TASK INPUTS

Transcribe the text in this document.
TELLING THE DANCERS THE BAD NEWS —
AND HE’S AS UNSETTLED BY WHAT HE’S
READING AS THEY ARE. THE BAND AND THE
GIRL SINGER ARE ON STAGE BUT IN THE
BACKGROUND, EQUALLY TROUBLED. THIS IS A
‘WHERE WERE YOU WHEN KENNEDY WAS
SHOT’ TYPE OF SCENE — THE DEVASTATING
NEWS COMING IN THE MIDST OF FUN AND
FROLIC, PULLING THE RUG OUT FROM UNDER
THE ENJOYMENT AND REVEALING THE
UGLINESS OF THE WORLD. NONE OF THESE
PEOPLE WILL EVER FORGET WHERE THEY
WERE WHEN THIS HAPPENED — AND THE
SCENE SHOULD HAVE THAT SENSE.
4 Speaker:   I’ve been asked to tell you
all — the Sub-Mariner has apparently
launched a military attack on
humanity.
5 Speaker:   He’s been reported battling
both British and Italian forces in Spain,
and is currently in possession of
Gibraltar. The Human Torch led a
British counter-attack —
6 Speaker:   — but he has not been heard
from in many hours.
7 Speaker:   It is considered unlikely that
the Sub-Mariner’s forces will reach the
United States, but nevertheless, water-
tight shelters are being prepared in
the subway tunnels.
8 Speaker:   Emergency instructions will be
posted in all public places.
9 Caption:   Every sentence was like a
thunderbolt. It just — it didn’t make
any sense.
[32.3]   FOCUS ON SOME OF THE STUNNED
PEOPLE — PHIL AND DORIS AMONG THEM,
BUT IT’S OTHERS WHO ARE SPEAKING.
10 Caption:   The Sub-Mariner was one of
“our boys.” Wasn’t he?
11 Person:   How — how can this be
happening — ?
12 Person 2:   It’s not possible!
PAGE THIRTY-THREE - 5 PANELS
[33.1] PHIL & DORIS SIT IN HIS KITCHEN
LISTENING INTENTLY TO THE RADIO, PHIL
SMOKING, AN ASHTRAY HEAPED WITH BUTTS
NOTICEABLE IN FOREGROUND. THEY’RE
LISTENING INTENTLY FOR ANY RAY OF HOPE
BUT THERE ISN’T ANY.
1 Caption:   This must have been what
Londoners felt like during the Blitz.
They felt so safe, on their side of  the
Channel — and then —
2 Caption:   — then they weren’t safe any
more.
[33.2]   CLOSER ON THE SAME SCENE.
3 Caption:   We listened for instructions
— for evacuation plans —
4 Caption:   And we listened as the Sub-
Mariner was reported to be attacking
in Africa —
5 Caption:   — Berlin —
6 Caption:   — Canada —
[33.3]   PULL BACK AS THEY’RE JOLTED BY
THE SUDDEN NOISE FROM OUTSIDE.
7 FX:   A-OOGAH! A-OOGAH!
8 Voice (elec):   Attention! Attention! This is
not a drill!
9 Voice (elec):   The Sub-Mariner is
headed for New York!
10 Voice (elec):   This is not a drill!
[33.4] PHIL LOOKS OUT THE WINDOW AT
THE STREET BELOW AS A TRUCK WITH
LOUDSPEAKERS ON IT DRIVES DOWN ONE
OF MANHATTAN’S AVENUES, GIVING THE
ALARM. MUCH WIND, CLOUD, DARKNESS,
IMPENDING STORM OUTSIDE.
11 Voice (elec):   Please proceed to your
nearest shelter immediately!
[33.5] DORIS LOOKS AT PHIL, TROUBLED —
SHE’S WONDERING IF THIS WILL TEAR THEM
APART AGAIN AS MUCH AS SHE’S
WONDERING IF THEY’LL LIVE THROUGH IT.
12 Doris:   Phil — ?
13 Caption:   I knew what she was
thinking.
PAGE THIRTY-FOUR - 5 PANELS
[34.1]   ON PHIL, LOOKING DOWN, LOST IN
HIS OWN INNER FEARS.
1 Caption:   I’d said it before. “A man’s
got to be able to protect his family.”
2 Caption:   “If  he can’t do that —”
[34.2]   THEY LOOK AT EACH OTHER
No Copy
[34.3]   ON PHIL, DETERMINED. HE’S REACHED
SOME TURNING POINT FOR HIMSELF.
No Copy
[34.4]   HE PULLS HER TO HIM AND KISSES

TASK BRIEF
Look above for every line with the word "INTENTLY" and copy it.

THE RESULT
LISTENING INTENTLY TO THE RADIO, PHIL
LISTENING INTENTLY FOR ANY RAY OF HOPE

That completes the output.